EXERCISE PROMPT :: Copy each line where the word "this" occurs.

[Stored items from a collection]

▼

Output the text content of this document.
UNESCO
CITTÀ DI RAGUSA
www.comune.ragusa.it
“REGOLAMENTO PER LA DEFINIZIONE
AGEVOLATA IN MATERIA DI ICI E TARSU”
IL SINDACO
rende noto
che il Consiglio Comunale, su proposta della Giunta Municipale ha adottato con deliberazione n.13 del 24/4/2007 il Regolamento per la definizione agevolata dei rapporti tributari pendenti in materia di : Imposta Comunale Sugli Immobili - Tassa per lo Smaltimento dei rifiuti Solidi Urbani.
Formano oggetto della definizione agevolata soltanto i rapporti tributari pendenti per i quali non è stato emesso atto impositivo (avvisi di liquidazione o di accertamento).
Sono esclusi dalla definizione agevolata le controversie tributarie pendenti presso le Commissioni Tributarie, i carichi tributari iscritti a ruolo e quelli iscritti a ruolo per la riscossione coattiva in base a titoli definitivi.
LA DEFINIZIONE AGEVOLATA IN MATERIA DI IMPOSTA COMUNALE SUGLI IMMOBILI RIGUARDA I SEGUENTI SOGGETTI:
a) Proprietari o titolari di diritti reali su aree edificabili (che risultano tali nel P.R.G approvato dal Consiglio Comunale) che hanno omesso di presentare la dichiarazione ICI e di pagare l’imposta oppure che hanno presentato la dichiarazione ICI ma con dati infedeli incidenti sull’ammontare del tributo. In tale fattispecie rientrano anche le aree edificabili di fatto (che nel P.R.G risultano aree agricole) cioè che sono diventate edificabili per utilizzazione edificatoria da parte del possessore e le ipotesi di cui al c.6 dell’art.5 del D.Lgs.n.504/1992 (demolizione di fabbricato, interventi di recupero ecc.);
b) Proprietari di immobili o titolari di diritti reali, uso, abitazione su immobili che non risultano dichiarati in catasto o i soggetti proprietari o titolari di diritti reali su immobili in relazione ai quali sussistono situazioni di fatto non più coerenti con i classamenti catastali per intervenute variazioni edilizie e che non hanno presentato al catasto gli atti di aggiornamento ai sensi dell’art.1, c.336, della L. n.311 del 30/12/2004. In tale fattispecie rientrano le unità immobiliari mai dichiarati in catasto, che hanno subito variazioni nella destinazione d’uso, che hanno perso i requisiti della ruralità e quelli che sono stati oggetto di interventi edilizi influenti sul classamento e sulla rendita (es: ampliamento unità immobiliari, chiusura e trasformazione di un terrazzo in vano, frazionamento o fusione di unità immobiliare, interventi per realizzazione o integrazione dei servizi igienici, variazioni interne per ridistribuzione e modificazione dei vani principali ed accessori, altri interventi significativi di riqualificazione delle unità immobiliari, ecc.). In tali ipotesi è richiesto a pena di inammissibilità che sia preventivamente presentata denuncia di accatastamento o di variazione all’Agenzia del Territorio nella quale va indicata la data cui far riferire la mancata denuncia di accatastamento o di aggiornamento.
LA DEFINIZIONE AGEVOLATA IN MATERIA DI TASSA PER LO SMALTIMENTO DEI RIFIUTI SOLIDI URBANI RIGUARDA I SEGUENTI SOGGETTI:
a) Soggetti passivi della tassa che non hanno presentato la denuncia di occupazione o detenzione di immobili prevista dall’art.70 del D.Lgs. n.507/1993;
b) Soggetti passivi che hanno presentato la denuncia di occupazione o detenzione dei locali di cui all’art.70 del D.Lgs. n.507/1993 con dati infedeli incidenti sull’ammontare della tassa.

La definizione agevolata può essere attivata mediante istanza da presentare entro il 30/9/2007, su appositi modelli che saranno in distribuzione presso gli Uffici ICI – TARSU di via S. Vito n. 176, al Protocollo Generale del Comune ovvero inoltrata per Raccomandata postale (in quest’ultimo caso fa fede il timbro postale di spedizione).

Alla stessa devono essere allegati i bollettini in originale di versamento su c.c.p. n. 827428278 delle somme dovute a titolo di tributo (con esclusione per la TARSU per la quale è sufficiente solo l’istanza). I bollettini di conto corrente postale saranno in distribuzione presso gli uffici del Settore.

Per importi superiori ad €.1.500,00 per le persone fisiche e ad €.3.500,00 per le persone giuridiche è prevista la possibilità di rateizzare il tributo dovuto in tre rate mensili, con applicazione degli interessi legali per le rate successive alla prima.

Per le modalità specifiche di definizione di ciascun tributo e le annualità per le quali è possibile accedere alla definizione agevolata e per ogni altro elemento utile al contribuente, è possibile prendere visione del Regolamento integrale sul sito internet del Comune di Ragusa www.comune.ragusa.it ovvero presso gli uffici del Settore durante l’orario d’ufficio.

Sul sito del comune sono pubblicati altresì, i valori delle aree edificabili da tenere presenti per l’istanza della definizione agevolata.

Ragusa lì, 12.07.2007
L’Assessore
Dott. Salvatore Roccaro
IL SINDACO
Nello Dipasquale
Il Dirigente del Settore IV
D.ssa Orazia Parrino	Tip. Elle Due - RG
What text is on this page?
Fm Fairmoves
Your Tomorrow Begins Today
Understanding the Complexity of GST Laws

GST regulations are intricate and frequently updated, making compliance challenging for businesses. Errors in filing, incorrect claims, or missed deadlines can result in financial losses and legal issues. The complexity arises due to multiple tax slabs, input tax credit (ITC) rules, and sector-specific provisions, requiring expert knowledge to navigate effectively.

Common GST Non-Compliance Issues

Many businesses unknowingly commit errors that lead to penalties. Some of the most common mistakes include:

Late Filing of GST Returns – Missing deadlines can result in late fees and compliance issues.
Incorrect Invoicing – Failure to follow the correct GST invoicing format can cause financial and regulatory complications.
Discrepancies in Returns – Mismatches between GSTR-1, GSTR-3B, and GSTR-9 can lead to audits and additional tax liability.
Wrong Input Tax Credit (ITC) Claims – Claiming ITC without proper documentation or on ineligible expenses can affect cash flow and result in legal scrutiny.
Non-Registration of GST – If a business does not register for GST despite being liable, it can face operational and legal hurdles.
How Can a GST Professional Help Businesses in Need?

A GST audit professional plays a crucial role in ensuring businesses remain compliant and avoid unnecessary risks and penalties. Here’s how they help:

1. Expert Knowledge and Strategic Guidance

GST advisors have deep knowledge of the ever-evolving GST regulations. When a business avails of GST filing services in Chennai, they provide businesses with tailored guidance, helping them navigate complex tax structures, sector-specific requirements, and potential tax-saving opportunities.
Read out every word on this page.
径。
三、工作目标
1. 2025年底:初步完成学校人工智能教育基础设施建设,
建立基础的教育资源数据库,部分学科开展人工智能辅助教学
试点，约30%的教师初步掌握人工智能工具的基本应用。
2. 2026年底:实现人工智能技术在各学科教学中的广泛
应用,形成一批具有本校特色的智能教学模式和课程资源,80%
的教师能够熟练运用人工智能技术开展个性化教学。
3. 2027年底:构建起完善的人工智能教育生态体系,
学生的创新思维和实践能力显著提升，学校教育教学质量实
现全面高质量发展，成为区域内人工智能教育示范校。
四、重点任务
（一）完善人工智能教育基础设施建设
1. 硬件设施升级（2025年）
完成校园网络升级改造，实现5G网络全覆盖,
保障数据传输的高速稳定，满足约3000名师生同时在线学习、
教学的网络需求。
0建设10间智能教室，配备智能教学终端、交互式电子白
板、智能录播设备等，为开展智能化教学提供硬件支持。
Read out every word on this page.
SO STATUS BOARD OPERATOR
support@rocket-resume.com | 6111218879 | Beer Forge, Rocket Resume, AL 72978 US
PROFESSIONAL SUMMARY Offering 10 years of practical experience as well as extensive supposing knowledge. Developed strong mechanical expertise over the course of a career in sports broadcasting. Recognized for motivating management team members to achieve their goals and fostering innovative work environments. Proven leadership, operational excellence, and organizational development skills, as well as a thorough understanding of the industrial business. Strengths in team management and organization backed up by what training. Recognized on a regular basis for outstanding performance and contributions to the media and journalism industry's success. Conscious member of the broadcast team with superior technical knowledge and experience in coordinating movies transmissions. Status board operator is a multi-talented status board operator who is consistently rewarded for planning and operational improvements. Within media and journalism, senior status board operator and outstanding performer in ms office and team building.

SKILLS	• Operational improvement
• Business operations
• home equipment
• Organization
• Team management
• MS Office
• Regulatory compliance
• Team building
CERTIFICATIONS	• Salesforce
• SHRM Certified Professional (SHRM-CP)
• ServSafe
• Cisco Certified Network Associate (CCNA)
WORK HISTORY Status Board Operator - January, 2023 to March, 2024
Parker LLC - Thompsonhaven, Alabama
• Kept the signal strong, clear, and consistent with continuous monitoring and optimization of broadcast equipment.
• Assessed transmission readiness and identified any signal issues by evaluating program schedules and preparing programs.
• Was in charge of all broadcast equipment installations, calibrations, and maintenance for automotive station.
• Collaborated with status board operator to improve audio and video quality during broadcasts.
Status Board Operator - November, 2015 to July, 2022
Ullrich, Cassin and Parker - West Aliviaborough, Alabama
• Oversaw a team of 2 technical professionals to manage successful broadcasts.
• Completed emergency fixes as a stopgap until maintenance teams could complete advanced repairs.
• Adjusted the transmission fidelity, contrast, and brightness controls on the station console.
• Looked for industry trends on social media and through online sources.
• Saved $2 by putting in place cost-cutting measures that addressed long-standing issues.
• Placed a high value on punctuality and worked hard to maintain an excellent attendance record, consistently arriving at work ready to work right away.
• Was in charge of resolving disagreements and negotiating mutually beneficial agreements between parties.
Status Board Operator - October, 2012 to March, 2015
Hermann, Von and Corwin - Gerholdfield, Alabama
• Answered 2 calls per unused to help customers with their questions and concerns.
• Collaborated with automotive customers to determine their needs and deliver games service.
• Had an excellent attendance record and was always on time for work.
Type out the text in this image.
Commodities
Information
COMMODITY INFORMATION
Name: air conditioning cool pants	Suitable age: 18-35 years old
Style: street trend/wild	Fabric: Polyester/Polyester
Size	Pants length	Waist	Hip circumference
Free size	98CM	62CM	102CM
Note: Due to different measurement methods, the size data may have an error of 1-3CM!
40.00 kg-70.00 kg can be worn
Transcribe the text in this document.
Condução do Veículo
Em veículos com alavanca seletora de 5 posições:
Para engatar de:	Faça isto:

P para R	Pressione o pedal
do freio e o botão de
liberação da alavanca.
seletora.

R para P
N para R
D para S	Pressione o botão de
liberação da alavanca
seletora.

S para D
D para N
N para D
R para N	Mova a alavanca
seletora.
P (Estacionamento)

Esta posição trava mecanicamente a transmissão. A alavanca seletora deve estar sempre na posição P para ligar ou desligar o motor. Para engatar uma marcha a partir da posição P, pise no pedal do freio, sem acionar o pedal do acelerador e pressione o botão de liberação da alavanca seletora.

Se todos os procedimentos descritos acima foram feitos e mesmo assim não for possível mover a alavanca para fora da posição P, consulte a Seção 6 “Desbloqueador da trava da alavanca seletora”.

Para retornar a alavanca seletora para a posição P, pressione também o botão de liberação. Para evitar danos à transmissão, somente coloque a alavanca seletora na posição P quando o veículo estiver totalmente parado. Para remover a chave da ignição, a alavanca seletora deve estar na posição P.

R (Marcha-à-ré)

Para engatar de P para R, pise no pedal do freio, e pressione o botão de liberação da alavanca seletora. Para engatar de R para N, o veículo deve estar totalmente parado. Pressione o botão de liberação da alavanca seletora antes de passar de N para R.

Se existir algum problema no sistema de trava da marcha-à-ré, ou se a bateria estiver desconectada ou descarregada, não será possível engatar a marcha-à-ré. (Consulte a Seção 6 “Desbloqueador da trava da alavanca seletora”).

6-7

▲

RESPONSE TO THE EXERCISE ::
Output the text content of this document.
What text is on this page?
Read out every word on this page.
Read out every word on this page.
Type out the text in this image.
Transcribe the text in this document.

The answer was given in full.